**DATASET:**
....................

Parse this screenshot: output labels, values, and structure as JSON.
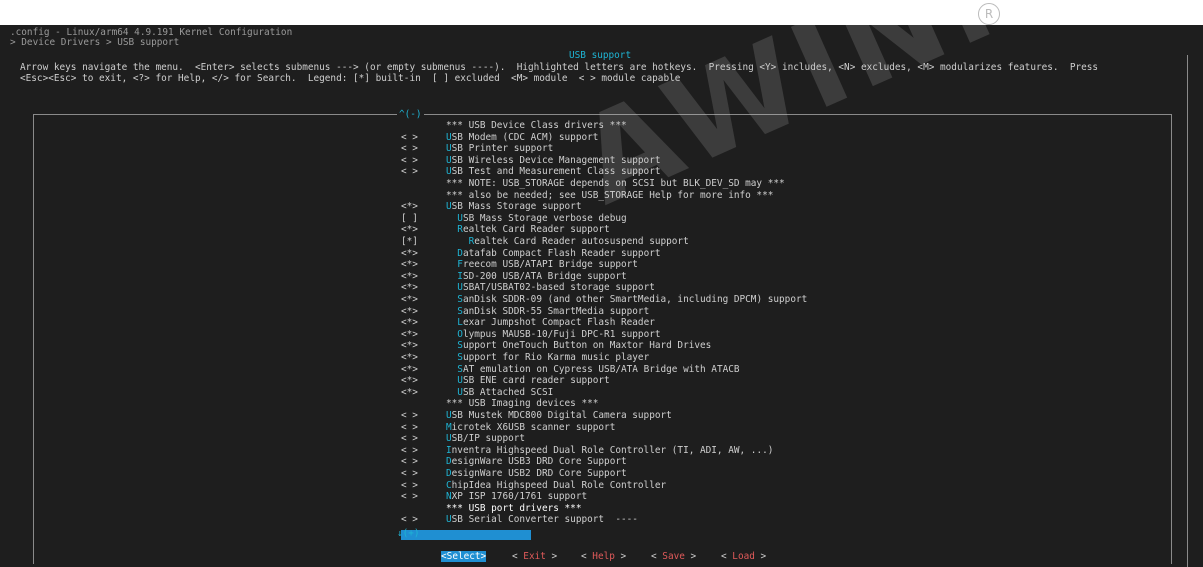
{
  "window": {
    "title": ".config - Linux/arm64 4.9.191 Kernel Configuration",
    "breadcrumb": "> Device Drivers > USB support "
  },
  "dialog": {
    "title": "USB support",
    "help_line1": "Arrow keys navigate the menu.  <Enter> selects submenus ---> (or empty submenus ----).  Highlighted letters are hotkeys.  Pressing <Y> includes, <N> excludes, <M> modularizes features.  Press",
    "help_line2": "<Esc><Esc> to exit, <?> for Help, </> for Search.  Legend: [*] built-in  [ ] excluded  <M> module  < > module capable",
    "scroll_top": "^(-)",
    "scroll_bottom": "↓(+)"
  },
  "menu": [
    {
      "mark": "",
      "indent": "",
      "hotkey": "",
      "rest": "*** USB Device Class drivers ***"
    },
    {
      "mark": "< >",
      "indent": "",
      "hotkey": "U",
      "rest": "SB Modem (CDC ACM) support"
    },
    {
      "mark": "< >",
      "indent": "",
      "hotkey": "U",
      "rest": "SB Printer support"
    },
    {
      "mark": "< >",
      "indent": "",
      "hotkey": "U",
      "rest": "SB Wireless Device Management support"
    },
    {
      "mark": "< >",
      "indent": "",
      "hotkey": "U",
      "rest": "SB Test and Measurement Class support"
    },
    {
      "mark": "",
      "indent": "",
      "hotkey": "",
      "rest": "*** NOTE: USB_STORAGE depends on SCSI but BLK_DEV_SD may ***"
    },
    {
      "mark": "",
      "indent": "",
      "hotkey": "",
      "rest": "*** also be needed; see USB_STORAGE Help for more info ***"
    },
    {
      "mark": "<*>",
      "indent": "",
      "hotkey": "U",
      "rest": "SB Mass Storage support"
    },
    {
      "mark": "[ ]",
      "indent": "  ",
      "hotkey": "U",
      "rest": "SB Mass Storage verbose debug"
    },
    {
      "mark": "<*>",
      "indent": "  ",
      "hotkey": "R",
      "rest": "ealtek Card Reader support"
    },
    {
      "mark": "[*]",
      "indent": "    ",
      "hotkey": "R",
      "rest": "ealtek Card Reader autosuspend support"
    },
    {
      "mark": "<*>",
      "indent": "  ",
      "hotkey": "D",
      "rest": "atafab Compact Flash Reader support"
    },
    {
      "mark": "<*>",
      "indent": "  ",
      "hotkey": "F",
      "rest": "reecom USB/ATAPI Bridge support"
    },
    {
      "mark": "<*>",
      "indent": "  ",
      "hotkey": "I",
      "rest": "SD-200 USB/ATA Bridge support"
    },
    {
      "mark": "<*>",
      "indent": "  ",
      "hotkey": "U",
      "rest": "SBAT/USBAT02-based storage support"
    },
    {
      "mark": "<*>",
      "indent": "  ",
      "hotkey": "S",
      "rest": "anDisk SDDR-09 (and other SmartMedia, including DPCM) support"
    },
    {
      "mark": "<*>",
      "indent": "  ",
      "hotkey": "S",
      "rest": "anDisk SDDR-55 SmartMedia support"
    },
    {
      "mark": "<*>",
      "indent": "  ",
      "hotkey": "L",
      "rest": "exar Jumpshot Compact Flash Reader"
    },
    {
      "mark": "<*>",
      "indent": "  ",
      "hotkey": "O",
      "rest": "lympus MAUSB-10/Fuji DPC-R1 support"
    },
    {
      "mark": "<*>",
      "indent": "  ",
      "hotkey": "S",
      "rest": "upport OneTouch Button on Maxtor Hard Drives"
    },
    {
      "mark": "<*>",
      "indent": "  ",
      "hotkey": "S",
      "rest": "upport for Rio Karma music player"
    },
    {
      "mark": "<*>",
      "indent": "  ",
      "hotkey": "S",
      "rest": "AT emulation on Cypress USB/ATA Bridge with ATACB"
    },
    {
      "mark": "<*>",
      "indent": "  ",
      "hotkey": "U",
      "rest": "SB ENE card reader support"
    },
    {
      "mark": "<*>",
      "indent": "  ",
      "hotkey": "U",
      "rest": "SB Attached SCSI"
    },
    {
      "mark": "",
      "indent": "",
      "hotkey": "",
      "rest": "*** USB Imaging devices ***"
    },
    {
      "mark": "< >",
      "indent": "",
      "hotkey": "U",
      "rest": "SB Mustek MDC800 Digital Camera support"
    },
    {
      "mark": "< >",
      "indent": "",
      "hotkey": "M",
      "rest": "icrotek X6USB scanner support"
    },
    {
      "mark": "< >",
      "indent": "",
      "hotkey": "U",
      "rest": "SB/IP support"
    },
    {
      "mark": "< >",
      "indent": "",
      "hotkey": "I",
      "rest": "nventra Highspeed Dual Role Controller (TI, ADI, AW, ...)"
    },
    {
      "mark": "< >",
      "indent": "",
      "hotkey": "D",
      "rest": "esignWare USB3 DRD Core Support"
    },
    {
      "mark": "< >",
      "indent": "",
      "hotkey": "D",
      "rest": "esignWare USB2 DRD Core Support"
    },
    {
      "mark": "< >",
      "indent": "",
      "hotkey": "C",
      "rest": "hipIdea Highspeed Dual Role Controller"
    },
    {
      "mark": "< >",
      "indent": "",
      "hotkey": "N",
      "rest": "XP ISP 1760/1761 support"
    },
    {
      "mark": "",
      "indent": "",
      "hotkey": "",
      "rest": "*** USB port drivers ***",
      "selected": true
    },
    {
      "mark": "< >",
      "indent": "",
      "hotkey": "U",
      "rest": "SB Serial Converter support  ----"
    }
  ],
  "buttons": [
    {
      "open": "<",
      "hotkey": "S",
      "rest": "elect",
      "close": ">",
      "selected": true
    },
    {
      "open": "< ",
      "hotkey": "E",
      "rest": "xit",
      "close": " >"
    },
    {
      "open": "< ",
      "hotkey": "H",
      "rest": "elp",
      "close": " >"
    },
    {
      "open": "< ",
      "hotkey": "S",
      "rest": "ave",
      "close": " >"
    },
    {
      "open": "< ",
      "hotkey": "L",
      "rest": "oad",
      "close": " >"
    }
  ],
  "watermark": {
    "text": "AWINNER",
    "symbol": "R"
  },
  "colors": {
    "background": "#1e1e1e",
    "text": "#cfcfcf",
    "hotkey": "#1eb4d4",
    "selection": "#1f8fd2"
  }
}
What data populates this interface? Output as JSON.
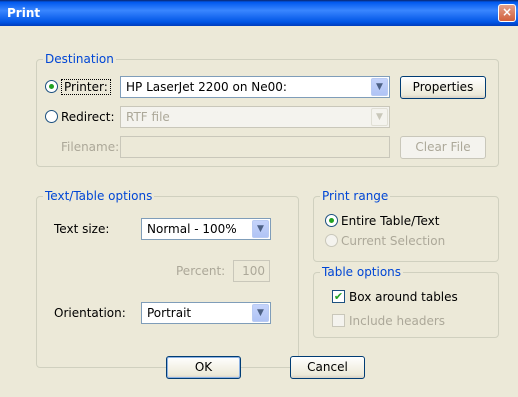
{
  "window": {
    "title": "Print",
    "close_glyph": "×"
  },
  "destination": {
    "legend": "Destination",
    "printer_label": "Printer:",
    "printer_value": "HP LaserJet 2200 on Ne00:",
    "properties_label": "Properties",
    "redirect_label": "Redirect:",
    "redirect_value": "RTF file",
    "filename_label": "Filename:",
    "filename_value": "",
    "clear_file_label": "Clear File"
  },
  "text_options": {
    "legend": "Text/Table options",
    "text_size_label": "Text size:",
    "text_size_value": "Normal - 100%",
    "percent_label": "Percent:",
    "percent_value": "100",
    "orientation_label": "Orientation:",
    "orientation_value": "Portrait"
  },
  "print_range": {
    "legend": "Print range",
    "entire_label": "Entire Table/Text",
    "current_label": "Current Selection"
  },
  "table_options": {
    "legend": "Table options",
    "box_label": "Box around tables",
    "headers_label": "Include headers"
  },
  "buttons": {
    "ok_label": "OK",
    "cancel_label": "Cancel"
  },
  "icons": {
    "dropdown_arrow": "chevron-down-icon",
    "checkmark": "checkmark-icon"
  }
}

....................

**STATED PROBLEM:** Copy every line from the records above that contains the word "Controller".

**OUTPUT OF THE EXERCISE:**
      "rest": "nventra Highspeed Dual Role Controller (TI, ADI, AW, ...)"
      "rest": "hipIdea Highspeed Dual Role Controller"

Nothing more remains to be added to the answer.